> _ページ抜粋_
○ ○ ○ ○ ○

私のイデオロギー3

運転技術のない人がスポーツカーをもらっても、しょうがない。
運転技術があっても、交通事情(渋滞や凸凹道)が悪ければ、しょうがない。
仮に運転技術があり、交通事情が良くても、速度制限などの交通法規が厳しければ、しょうがない。
交通法規が許しても、交通事故を起こしてしまっては、しょうがない。
交通事故を起こさなくても、大気汚染で呼吸困難になれば、やはりしょうがない。

どこまで行っても、キリがない。
テクノロジーや制度は、性能や数値を高めればそれで良い、というものではない。

アマルティア・センのケイパビリティ・アプローチは、
「同じ財を持っていても、人によって実際に使える範囲は異なる」
という、ごく当たり前だが見落とされがちな事実から出発する。

たとえば、
ガザ地区の避難者と日本の避難者、
健康な人と障害のある人、
男性と女性、
大人と子ども、高齢者。

同じ資源、同じ制度が与えられても、それを使って「生きられる可能性」は大きく異なる。

○ ○ ○ ○ ○

> _問われること_
(a) ケイパビリティ・アプローチを扱った文章によると、センのケイパビリティ・アプローチはどのような事実から出発するか。
(b) ケイパビリティ・アプローチを扱った文章を、最後の文に続けて書き進めよ。

○ ○ ○ ○ ○

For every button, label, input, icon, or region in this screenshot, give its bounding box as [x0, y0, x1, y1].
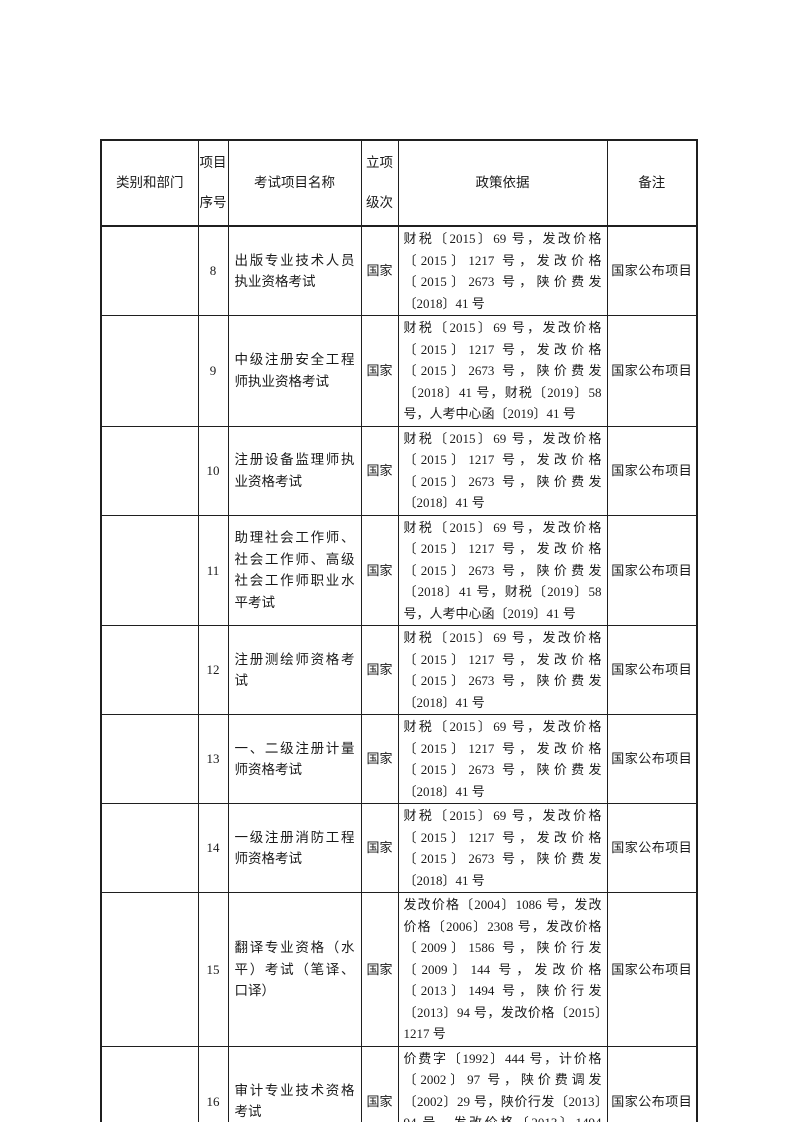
cell-category [100, 425, 199, 516]
cell-project-no: 16 [197, 1045, 229, 1122]
exam-fee-table: 类别和部门 项目 序号 考试项目名称 立项 级次 政策依据 备注 8 出版专业技… [100, 139, 698, 1122]
cell-policy-basis: 财税〔2015〕69 号，发改价格〔2015〕1217 号，发改价格〔2015〕… [397, 425, 608, 516]
cell-exam-name: 中级注册安全工程师执业资格考试 [227, 315, 362, 427]
cell-exam-name: 注册设备监理师执业资格考试 [227, 425, 362, 516]
cell-category [100, 225, 199, 316]
cell-policy-basis: 财税〔2015〕69 号，发改价格〔2015〕1217 号，发改价格〔2015〕… [397, 803, 608, 893]
cell-exam-name: 出版专业技术人员执业资格考试 [227, 225, 362, 316]
header-remark: 备注 [606, 139, 698, 227]
cell-project-no: 15 [197, 892, 229, 1047]
cell-category [100, 315, 199, 427]
cell-remark: 国家公布项目 [606, 425, 698, 516]
cell-remark: 国家公布项目 [606, 1045, 698, 1122]
cell-category [100, 1045, 199, 1122]
cell-exam-name: 一级注册消防工程师资格考试 [227, 803, 362, 893]
cell-category [100, 514, 199, 626]
table-row: 11 助理社会工作师、社会工作师、高级社会工作师职业水平考试 国家 财税〔201… [100, 514, 698, 626]
cell-category [100, 803, 199, 893]
cell-remark: 国家公布项目 [606, 892, 698, 1047]
cell-level: 国家 [360, 625, 399, 715]
cell-remark: 国家公布项目 [606, 803, 698, 893]
cell-exam-name: 一、二级注册计量师资格考试 [227, 714, 362, 804]
header-policy-basis: 政策依据 [397, 139, 608, 227]
cell-exam-name: 注册测绘师资格考试 [227, 625, 362, 715]
table-row: 12 注册测绘师资格考试 国家 财税〔2015〕69 号，发改价格〔2015〕1… [100, 625, 698, 715]
table-row: 9 中级注册安全工程师执业资格考试 国家 财税〔2015〕69 号，发改价格〔2… [100, 315, 698, 427]
table-header: 类别和部门 项目 序号 考试项目名称 立项 级次 政策依据 备注 [100, 139, 698, 227]
cell-policy-basis: 价费字〔1992〕444 号，计价格〔2002〕97 号，陕价费调发〔2002〕… [397, 1045, 608, 1122]
cell-exam-name: 助理社会工作师、社会工作师、高级社会工作师职业水平考试 [227, 514, 362, 626]
cell-policy-basis: 发改价格〔2004〕1086 号，发改价格〔2006〕2308 号，发改价格〔2… [397, 892, 608, 1047]
cell-remark: 国家公布项目 [606, 225, 698, 316]
table-row: 10 注册设备监理师执业资格考试 国家 财税〔2015〕69 号，发改价格〔20… [100, 425, 698, 516]
cell-level: 国家 [360, 425, 399, 516]
cell-policy-basis: 财税〔2015〕69 号，发改价格〔2015〕1217 号，发改价格〔2015〕… [397, 514, 608, 626]
table-row: 8 出版专业技术人员执业资格考试 国家 财税〔2015〕69 号，发改价格〔20… [100, 225, 698, 316]
header-project-no: 项目 序号 [197, 139, 229, 227]
cell-policy-basis: 财税〔2015〕69 号，发改价格〔2015〕1217 号，发改价格〔2015〕… [397, 315, 608, 427]
cell-level: 国家 [360, 892, 399, 1047]
cell-category [100, 714, 199, 804]
cell-remark: 国家公布项目 [606, 714, 698, 804]
cell-remark: 国家公布项目 [606, 625, 698, 715]
header-level: 立项 级次 [360, 139, 399, 227]
cell-level: 国家 [360, 714, 399, 804]
cell-project-no: 9 [197, 315, 229, 427]
cell-remark: 国家公布项目 [606, 315, 698, 427]
header-row: 类别和部门 项目 序号 考试项目名称 立项 级次 政策依据 备注 [100, 139, 698, 227]
cell-project-no: 10 [197, 425, 229, 516]
table-row: 14 一级注册消防工程师资格考试 国家 财税〔2015〕69 号，发改价格〔20… [100, 803, 698, 893]
table-row: 16 审计专业技术资格考试 国家 价费字〔1992〕444 号，计价格〔2002… [100, 1045, 698, 1122]
cell-level: 国家 [360, 514, 399, 626]
cell-remark: 国家公布项目 [606, 514, 698, 626]
table-row: 15 翻译专业资格（水平）考试（笔译、口译） 国家 发改价格〔2004〕1086… [100, 892, 698, 1047]
cell-project-no: 12 [197, 625, 229, 715]
cell-level: 国家 [360, 1045, 399, 1122]
cell-project-no: 11 [197, 514, 229, 626]
table-row: 13 一、二级注册计量师资格考试 国家 财税〔2015〕69 号，发改价格〔20… [100, 714, 698, 804]
header-category: 类别和部门 [100, 139, 199, 227]
cell-project-no: 13 [197, 714, 229, 804]
table-body: 8 出版专业技术人员执业资格考试 国家 财税〔2015〕69 号，发改价格〔20… [100, 225, 698, 1122]
cell-category [100, 892, 199, 1047]
cell-level: 国家 [360, 315, 399, 427]
cell-policy-basis: 财税〔2015〕69 号，发改价格〔2015〕1217 号，发改价格〔2015〕… [397, 714, 608, 804]
cell-exam-name: 翻译专业资格（水平）考试（笔译、口译） [227, 892, 362, 1047]
header-exam-name: 考试项目名称 [227, 139, 362, 227]
cell-policy-basis: 财税〔2015〕69 号，发改价格〔2015〕1217 号，发改价格〔2015〕… [397, 625, 608, 715]
cell-project-no: 8 [197, 225, 229, 316]
cell-exam-name: 审计专业技术资格考试 [227, 1045, 362, 1122]
cell-level: 国家 [360, 225, 399, 316]
cell-category [100, 625, 199, 715]
cell-project-no: 14 [197, 803, 229, 893]
cell-policy-basis: 财税〔2015〕69 号，发改价格〔2015〕1217 号，发改价格〔2015〕… [397, 225, 608, 316]
cell-level: 国家 [360, 803, 399, 893]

○ ○ ○ ○ ○

> _課題への回答_
(a) 同じ財を持っていても、人によって実際に使える範囲は異なるという事実から出発する。

(b)
胃ろうの人にごちそうを差し出しても、しょうがない。
人の境遇や身体、思考や環境によって、その人にとって本当に必要なもの、
その人に幸福をもたらすものは違う。

功利主義が「幸福の総量」を見よと語り、
正義論が「最悪の立場に置かれる可能性のある自分」を想像せよと促すなら、
ケイパビリティ・アプローチは、
「その人は、実際に何ができ、どのように生きられるのか」
という地点に、私たちの視線を引き戻す。

基本的にエゴの塊であるミクロの私が、マクロの理想を考えるのは、
高尚な倫理のためではない。
それは、自分が引き受けきれない重荷――
罪悪感や後ろめたさ――を、少しでも軽くして生きるための、
私なりの処世術なのだろう。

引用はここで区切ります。